(REQUIREMENTS)
Output every entry exactly as written, skipping any pictures.
* START RECORDS SUPPLIED *
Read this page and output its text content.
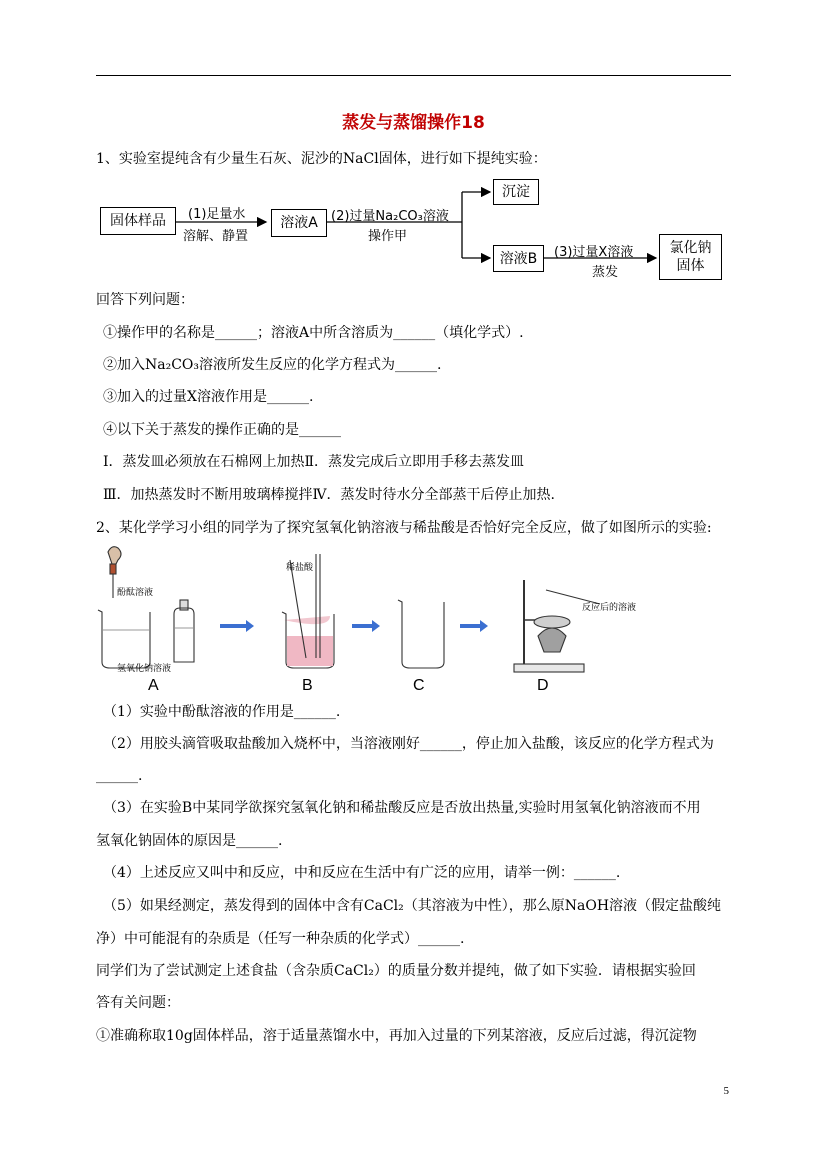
蒸发与蒸馏操作18
1、实验室提纯含有少量生石灰、泥沙的NaCl固体，进行如下提纯实验：
固体样品	(1)足量水
溶解、静置
溶液A	(2)过量Na₂CO₃溶液
操作甲
沉淀
溶液B	(3)过量X溶液
蒸发
氯化钠
固体
回答下列问题：
①操作甲的名称是______；溶液A中所含溶质为______（填化学式）.
②加入Na₂CO₃溶液所发生反应的化学方程式为______.
③加入的过量X溶液作用是______.
④以下关于蒸发的操作正确的是______
Ⅰ．蒸发皿必须放在石棉网上加热Ⅱ．蒸发完成后立即用手移去蒸发皿
Ⅲ．加热蒸发时不断用玻璃棒搅拌Ⅳ．蒸发时待水分全部蒸干后停止加热.
2、某化学学习小组的同学为了探究氢氧化钠溶液与稀盐酸是否恰好完全反应，做了如图所示的实验:
A	B	C	D
酚酞溶液
氢氧化钠溶液
稀盐酸
反应后的溶液
（1）实验中酚酞溶液的作用是______.
（2）用胶头滴管吸取盐酸加入烧杯中，当溶液刚好______，停止加入盐酸，该反应的化学方程式为
______.
（3）在实验B中某同学欲探究氢氧化钠和稀盐酸反应是否放出热量,实验时用氢氧化钠溶液而不用
氢氧化钠固体的原因是______.
（4）上述反应又叫中和反应，中和反应在生活中有广泛的应用，请举一例：______.
（5）如果经测定，蒸发得到的固体中含有CaCl₂（其溶液为中性），那么原NaOH溶液（假定盐酸纯
净）中可能混有的杂质是（任写一种杂质的化学式）______.
同学们为了尝试测定上述食盐（含杂质CaCl₂）的质量分数并提纯，做了如下实验．请根据实验回
答有关问题：
①准确称取10g固体样品，溶于适量蒸馏水中，再加入过量的下列某溶液，反应后过滤，得沉淀物
5
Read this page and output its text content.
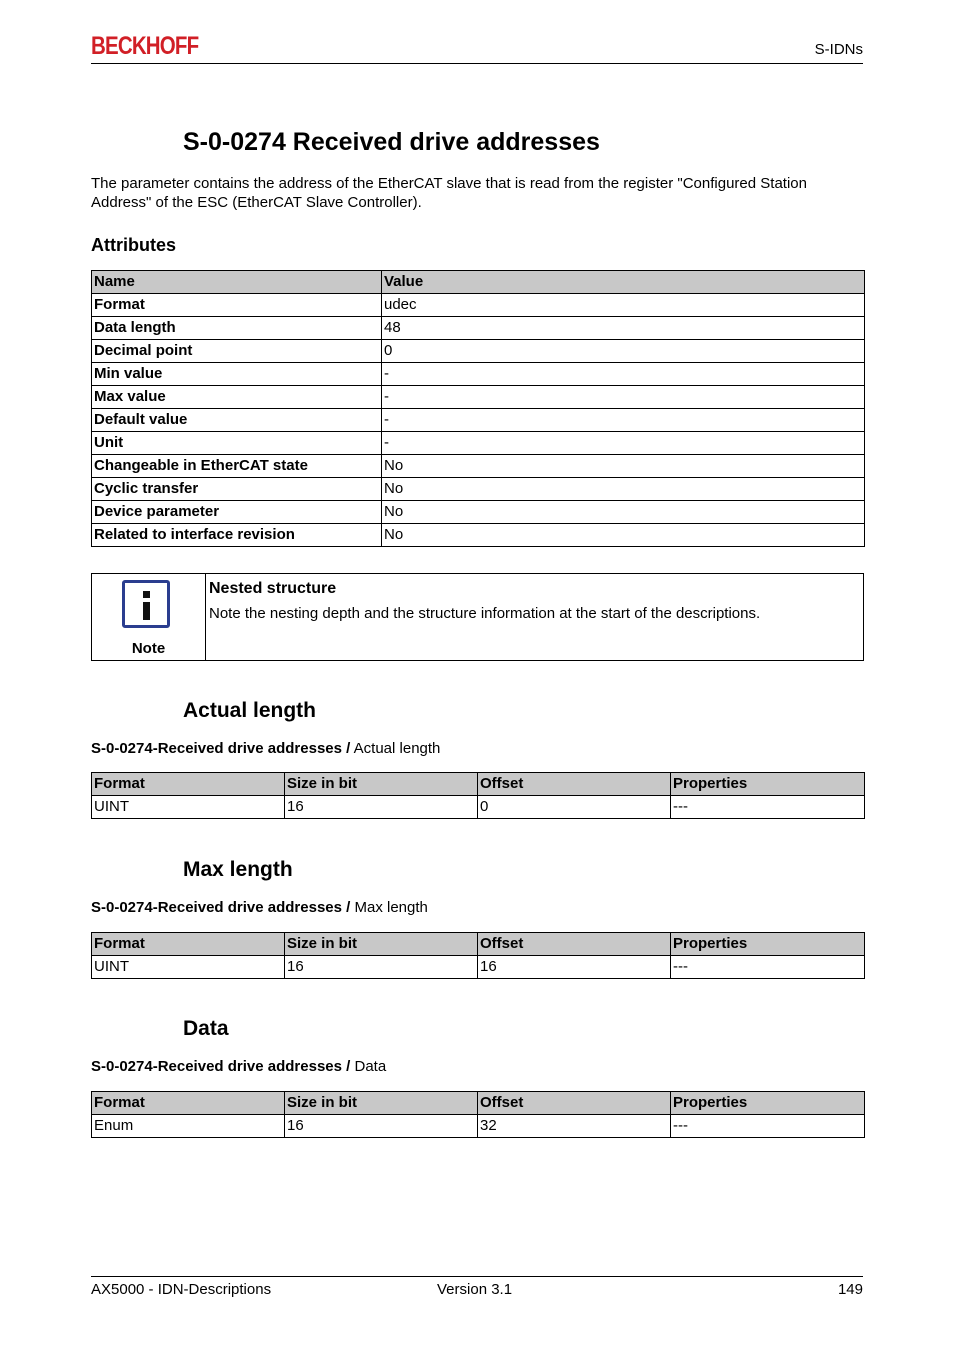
BECKHOFF	S-IDNs
S-0-0274 Received drive addresses

The parameter contains the address of the EtherCAT slave that is read from the register "Configured Station Address" of the ESC (EtherCAT Slave Controller).

Attributes
Name	Value
Format	udec
Data length	48
Decimal point	0
Min value	-
Max value	-
Default value	-
Unit	-
Changeable in EtherCAT state	No
Cyclic transfer	No
Device parameter	No
Related to interface revision	No
Note
Nested structure
Note the nesting depth and the structure information at the start of the descriptions.
Actual length
S-0-0274-Received drive addresses / Actual length
Format	Size in bit	Offset	Properties
UINT	16	0	---
Max length
S-0-0274-Received drive addresses / Max length
Format	Size in bit	Offset	Properties
UINT	16	16	---
Data
S-0-0274-Received drive addresses / Data
Format	Size in bit	Offset	Properties
Enum	16	32	---
AX5000 - IDN-Descriptions	Version 3.1	149
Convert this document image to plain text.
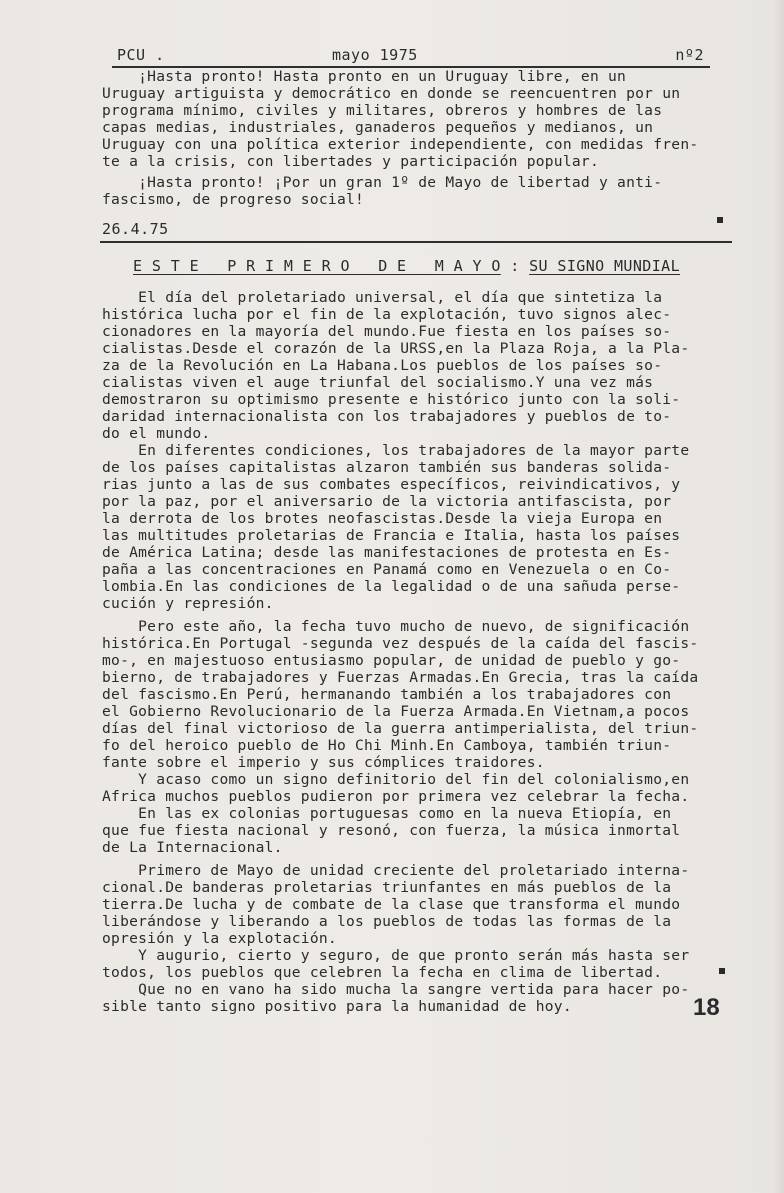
PCU .	mayo 1975	nº2
¡Hasta pronto! Hasta pronto en un Uruguay libre, en un
Uruguay artiguista y democrático en donde se reencuentren por un
programa mínimo, civiles y militares, obreros y hombres de las
capas medias, industriales, ganaderos pequeños y medianos, un
Uruguay con una política exterior independiente, con medidas fren-
te a la crisis, con libertades y participación popular.
¡Hasta pronto! ¡Por un gran 1º de Mayo de libertad y anti-
fascismo, de progreso social!
26.4.75
E S T E _ P R I M E R O _ D E _ M A Y O : SU SIGNO MUNDIAL
El día del proletariado universal, el día que sintetiza la
histórica lucha por el fin de la explotación, tuvo signos alec-
cionadores en la mayoría del mundo.Fue fiesta en los países so-
cialistas.Desde el corazón de la URSS,en la Plaza Roja, a la Pla-
za de la Revolución en La Habana.Los pueblos de los países so-
cialistas viven el auge triunfal del socialismo.Y una vez más
demostraron su optimismo presente e histórico junto con la soli-
daridad internacionalista con los trabajadores y pueblos de to-
do el mundo.
En diferentes condiciones, los trabajadores de la mayor parte
de los países capitalistas alzaron también sus banderas solida-
rias junto a las de sus combates específicos, reivindicativos, y
por la paz, por el aniversario de la victoria antifascista, por
la derrota de los brotes neofascistas.Desde la vieja Europa en
las multitudes proletarias de Francia e Italia, hasta los países
de América Latina; desde las manifestaciones de protesta en Es-
paña a las concentraciones en Panamá como en Venezuela o en Co-
lombia.En las condiciones de la legalidad o de una sañuda perse-
cución y represión.
Pero este año, la fecha tuvo mucho de nuevo, de significación
histórica.En Portugal -segunda vez después de la caída del fascis-
mo-, en majestuoso entusiasmo popular, de unidad de pueblo y go-
bierno, de trabajadores y Fuerzas Armadas.En Grecia, tras la caída
del fascismo.En Perú, hermanando también a los trabajadores con
el Gobierno Revolucionario de la Fuerza Armada.En Vietnam,a pocos
días del final victorioso de la guerra antimperialista, del triun-
fo del heroico pueblo de Ho Chi Minh.En Camboya, también triun-
fante sobre el imperio y sus cómplices traidores.
Y acaso como un signo definitorio del fin del colonialismo,en
Africa muchos pueblos pudieron por primera vez celebrar la fecha.
En las ex colonias portuguesas como en la nueva Etiopía, en
que fue fiesta nacional y resonó, con fuerza, la música inmortal
de La Internacional.
Primero de Mayo de unidad creciente del proletariado interna-
cional.De banderas proletarias triunfantes en más pueblos de la
tierra.De lucha y de combate de la clase que transforma el mundo
liberándose y liberando a los pueblos de todas las formas de la
opresión y la explotación.
Y augurio, cierto y seguro, de que pronto serán más hasta ser
todos, los pueblos que celebren la fecha en clima de libertad.
Que no en vano ha sido mucha la sangre vertida para hacer po-
sible tanto signo positivo para la humanidad de hoy.	18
* END RECORDS SUPPLIED *
(EXERCISE OUTPUT)
Read this page and output its text content.
蒸发与蒸馏操作18
1、实验室提纯含有少量生石灰、泥沙的NaCl固体，进行如下提纯实验：
固体样品	(1)足量水
溶解、静置
溶液A	(2)过量Na₂CO₃溶液
操作甲
沉淀
溶液B	(3)过量X溶液
蒸发
氯化钠
固体
回答下列问题：
①操作甲的名称是______；溶液A中所含溶质为______（填化学式）.
②加入Na₂CO₃溶液所发生反应的化学方程式为______.
③加入的过量X溶液作用是______.
④以下关于蒸发的操作正确的是______
Ⅰ．蒸发皿必须放在石棉网上加热Ⅱ．蒸发完成后立即用手移去蒸发皿
Ⅲ．加热蒸发时不断用玻璃棒搅拌Ⅳ．蒸发时待水分全部蒸干后停止加热.
2、某化学学习小组的同学为了探究氢氧化钠溶液与稀盐酸是否恰好完全反应，做了如图所示的实验:
A	B	C	D
酚酞溶液
氢氧化钠溶液
稀盐酸
反应后的溶液
（1）实验中酚酞溶液的作用是______.
（2）用胶头滴管吸取盐酸加入烧杯中，当溶液刚好______，停止加入盐酸，该反应的化学方程式为
______.
（3）在实验B中某同学欲探究氢氧化钠和稀盐酸反应是否放出热量,实验时用氢氧化钠溶液而不用
氢氧化钠固体的原因是______.
（4）上述反应又叫中和反应，中和反应在生活中有广泛的应用，请举一例：______.
（5）如果经测定，蒸发得到的固体中含有CaCl₂（其溶液为中性），那么原NaOH溶液（假定盐酸纯
净）中可能混有的杂质是（任写一种杂质的化学式）______.
同学们为了尝试测定上述食盐（含杂质CaCl₂）的质量分数并提纯，做了如下实验．请根据实验回
答有关问题：
①准确称取10g固体样品，溶于适量蒸馏水中，再加入过量的下列某溶液，反应后过滤，得沉淀物
5
Read this page and output its text content.
BECKHOFF	S-IDNs
S-0-0274 Received drive addresses

The parameter contains the address of the EtherCAT slave that is read from the register "Configured Station Address" of the ESC (EtherCAT Slave Controller).

Attributes
Name	Value
Format	udec
Data length	48
Decimal point	0
Min value	-
Max value	-
Default value	-
Unit	-
Changeable in EtherCAT state	No
Cyclic transfer	No
Device parameter	No
Related to interface revision	No
Note
Nested structure
Note the nesting depth and the structure information at the start of the descriptions.
Actual length
S-0-0274-Received drive addresses / Actual length
Format	Size in bit	Offset	Properties
UINT	16	0	---
Max length
S-0-0274-Received drive addresses / Max length
Format	Size in bit	Offset	Properties
UINT	16	16	---
Data
S-0-0274-Received drive addresses / Data
Format	Size in bit	Offset	Properties
Enum	16	32	---
AX5000 - IDN-Descriptions	Version 3.1	149
Convert this document image to plain text.
PCU .	mayo 1975	nº2
¡Hasta pronto! Hasta pronto en un Uruguay libre, en un
Uruguay artiguista y democrático en donde se reencuentren por un
programa mínimo, civiles y militares, obreros y hombres de las
capas medias, industriales, ganaderos pequeños y medianos, un
Uruguay con una política exterior independiente, con medidas fren-
te a la crisis, con libertades y participación popular.
¡Hasta pronto! ¡Por un gran 1º de Mayo de libertad y anti-
fascismo, de progreso social!
26.4.75
E S T E _ P R I M E R O _ D E _ M A Y O : SU SIGNO MUNDIAL
El día del proletariado universal, el día que sintetiza la
histórica lucha por el fin de la explotación, tuvo signos alec-
cionadores en la mayoría del mundo.Fue fiesta en los países so-
cialistas.Desde el corazón de la URSS,en la Plaza Roja, a la Pla-
za de la Revolución en La Habana.Los pueblos de los países so-
cialistas viven el auge triunfal del socialismo.Y una vez más
demostraron su optimismo presente e histórico junto con la soli-
daridad internacionalista con los trabajadores y pueblos de to-
do el mundo.
En diferentes condiciones, los trabajadores de la mayor parte
de los países capitalistas alzaron también sus banderas solida-
rias junto a las de sus combates específicos, reivindicativos, y
por la paz, por el aniversario de la victoria antifascista, por
la derrota de los brotes neofascistas.Desde la vieja Europa en
las multitudes proletarias de Francia e Italia, hasta los países
de América Latina; desde las manifestaciones de protesta en Es-
paña a las concentraciones en Panamá como en Venezuela o en Co-
lombia.En las condiciones de la legalidad o de una sañuda perse-
cución y represión.
Pero este año, la fecha tuvo mucho de nuevo, de significación
histórica.En Portugal -segunda vez después de la caída del fascis-
mo-, en majestuoso entusiasmo popular, de unidad de pueblo y go-
bierno, de trabajadores y Fuerzas Armadas.En Grecia, tras la caída
del fascismo.En Perú, hermanando también a los trabajadores con
el Gobierno Revolucionario de la Fuerza Armada.En Vietnam,a pocos
días del final victorioso de la guerra antimperialista, del triun-
fo del heroico pueblo de Ho Chi Minh.En Camboya, también triun-
fante sobre el imperio y sus cómplices traidores.
Y acaso como un signo definitorio del fin del colonialismo,en
Africa muchos pueblos pudieron por primera vez celebrar la fecha.
En las ex colonias portuguesas como en la nueva Etiopía, en
que fue fiesta nacional y resonó, con fuerza, la música inmortal
de La Internacional.
Primero de Mayo de unidad creciente del proletariado interna-
cional.De banderas proletarias triunfantes en más pueblos de la
tierra.De lucha y de combate de la clase que transforma el mundo
liberándose y liberando a los pueblos de todas las formas de la
opresión y la explotación.
Y augurio, cierto y seguro, de que pronto serán más hasta ser
todos, los pueblos que celebren la fecha en clima de libertad.
Que no en vano ha sido mucha la sangre vertida para hacer po-
sible tanto signo positivo para la humanidad de hoy.	18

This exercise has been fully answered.